§ Task prompt: Rewrite the lines below as a numbered list, skipping any blank lines and leaving out the pictures.

---- Records provided

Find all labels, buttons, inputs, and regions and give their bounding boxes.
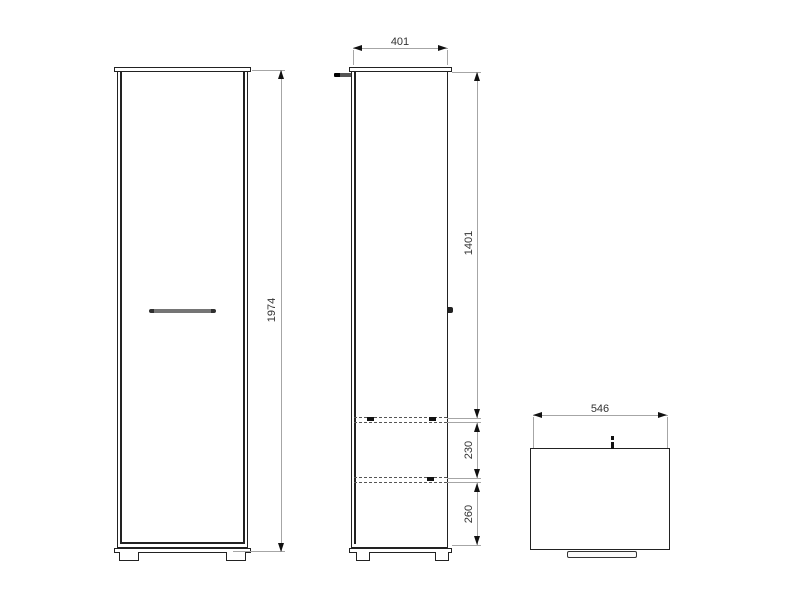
top-extension-right bbox=[667, 417, 668, 448]
top-width-arrow-left-icon bbox=[533, 412, 542, 418]
top-view-plinth-bar bbox=[567, 551, 637, 558]
top-view: 546 bbox=[0, 0, 800, 600]
top-view-handle-mark bbox=[611, 436, 614, 449]
top-width-arrow-right-icon bbox=[658, 412, 667, 418]
top-width-dimension-label: 546 bbox=[570, 402, 630, 416]
top-extension-left bbox=[533, 417, 534, 448]
technical-drawing-canvas: 1974 401 1401 bbox=[0, 0, 800, 600]
top-view-body bbox=[530, 448, 670, 550]
top-width-dimension-line bbox=[533, 415, 668, 416]
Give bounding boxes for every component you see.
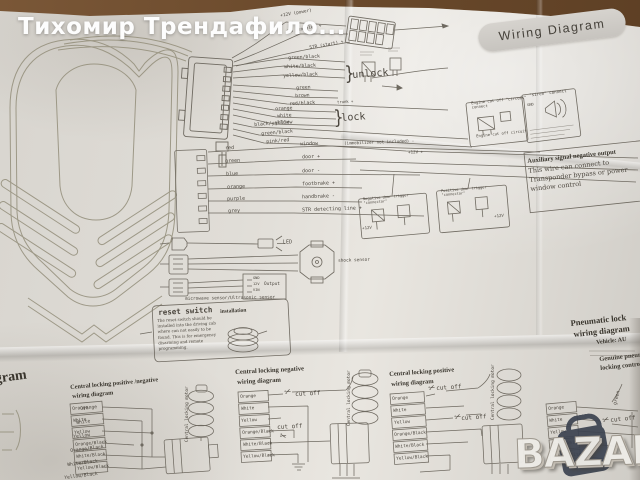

--------

§ Final result:
1. Find all labels, buttons, inputs, and regions and give their bounding boxes.
2. top-extension-right bbox=[667, 417, 668, 448]
3. top-width-arrow-left-icon bbox=[533, 412, 542, 418]
4. top-view-plinth-bar bbox=[567, 551, 637, 558]
5. top-view: 546 bbox=[0, 0, 800, 600]
6. top-view-handle-mark bbox=[611, 436, 614, 449]
7. top-width-arrow-right-icon bbox=[658, 412, 667, 418]
8. top-width-dimension-label: 546 bbox=[570, 402, 630, 416]
9. top-extension-left bbox=[533, 417, 534, 448]
10. technical-drawing-canvas: 1974 401 1401 bbox=[0, 0, 800, 600]
11. top-view-body bbox=[530, 448, 670, 550]
12. top-width-dimension-line bbox=[533, 415, 668, 416]
13. Give bounding boxes for every component you see.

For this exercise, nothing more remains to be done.